## PROBLEM DESCRIPTION
Leaving out the pictures, transcribe all of the records faithfully.

## Stored items
----------

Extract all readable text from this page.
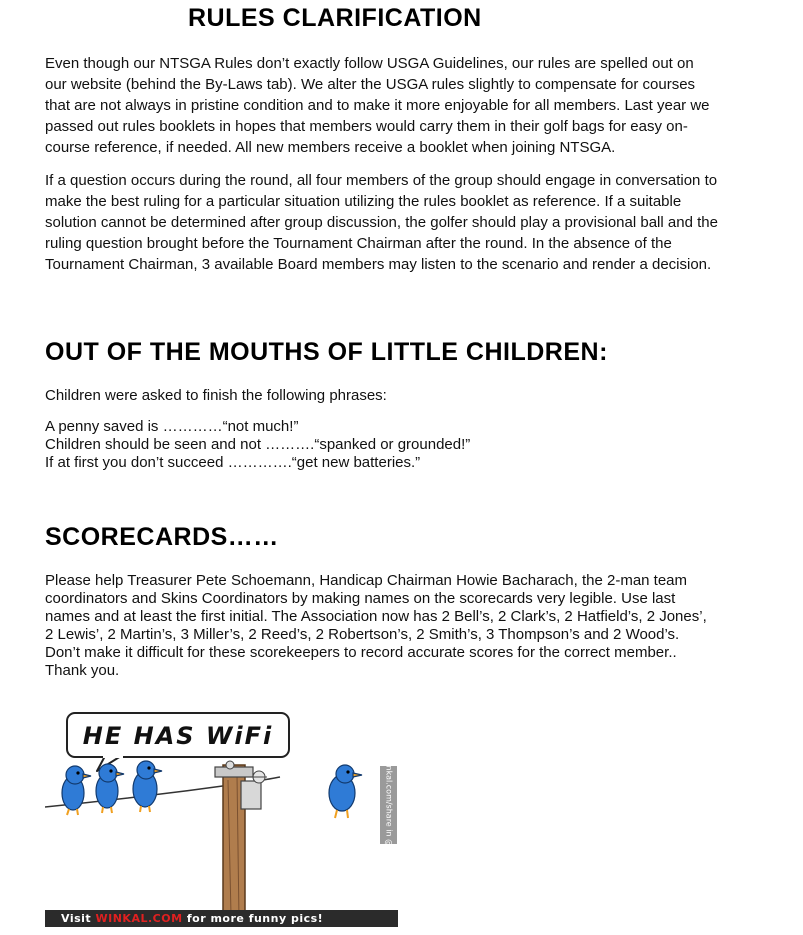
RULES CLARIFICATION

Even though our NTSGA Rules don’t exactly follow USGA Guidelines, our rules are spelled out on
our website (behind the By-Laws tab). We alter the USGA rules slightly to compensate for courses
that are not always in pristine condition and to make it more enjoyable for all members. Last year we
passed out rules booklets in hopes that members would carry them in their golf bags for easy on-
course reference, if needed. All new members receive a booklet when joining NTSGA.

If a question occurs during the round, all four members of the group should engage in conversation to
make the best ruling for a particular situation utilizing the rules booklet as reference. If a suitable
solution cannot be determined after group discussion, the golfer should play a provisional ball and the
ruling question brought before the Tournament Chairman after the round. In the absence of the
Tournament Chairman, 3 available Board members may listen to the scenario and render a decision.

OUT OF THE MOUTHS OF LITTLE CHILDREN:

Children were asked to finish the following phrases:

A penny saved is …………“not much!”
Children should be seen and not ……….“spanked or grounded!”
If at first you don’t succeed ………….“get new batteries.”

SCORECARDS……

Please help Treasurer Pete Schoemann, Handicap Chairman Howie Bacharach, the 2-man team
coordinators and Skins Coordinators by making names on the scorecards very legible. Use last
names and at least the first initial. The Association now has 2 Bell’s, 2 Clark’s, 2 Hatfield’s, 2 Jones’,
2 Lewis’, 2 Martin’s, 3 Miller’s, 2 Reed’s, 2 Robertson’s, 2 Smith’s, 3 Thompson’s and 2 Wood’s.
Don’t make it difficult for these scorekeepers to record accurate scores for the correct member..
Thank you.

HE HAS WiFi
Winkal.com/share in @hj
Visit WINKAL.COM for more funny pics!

----------

## TASK OUTPUT
Extract all readable text from this page.
RULES CLARIFICATION

Even though our NTSGA Rules don’t exactly follow USGA Guidelines, our rules are spelled out on
our website (behind the By-Laws tab). We alter the USGA rules slightly to compensate for courses
that are not always in pristine condition and to make it more enjoyable for all members. Last year we
passed out rules booklets in hopes that members would carry them in their golf bags for easy on-
course reference, if needed. All new members receive a booklet when joining NTSGA.

If a question occurs during the round, all four members of the group should engage in conversation to
make the best ruling for a particular situation utilizing the rules booklet as reference. If a suitable
solution cannot be determined after group discussion, the golfer should play a provisional ball and the
ruling question brought before the Tournament Chairman after the round. In the absence of the
Tournament Chairman, 3 available Board members may listen to the scenario and render a decision.

OUT OF THE MOUTHS OF LITTLE CHILDREN:

Children were asked to finish the following phrases:

A penny saved is …………“not much!”
Children should be seen and not ……….“spanked or grounded!”
If at first you don’t succeed ………….“get new batteries.”

SCORECARDS……

Please help Treasurer Pete Schoemann, Handicap Chairman Howie Bacharach, the 2-man team
coordinators and Skins Coordinators by making names on the scorecards very legible. Use last
names and at least the first initial. The Association now has 2 Bell’s, 2 Clark’s, 2 Hatfield’s, 2 Jones’,
2 Lewis’, 2 Martin’s, 3 Miller’s, 2 Reed’s, 2 Robertson’s, 2 Smith’s, 3 Thompson’s and 2 Wood’s.
Don’t make it difficult for these scorekeepers to record accurate scores for the correct member..
Thank you.

HE HAS WiFi
Winkal.com/share in @hj
Visit WINKAL.COM for more funny pics!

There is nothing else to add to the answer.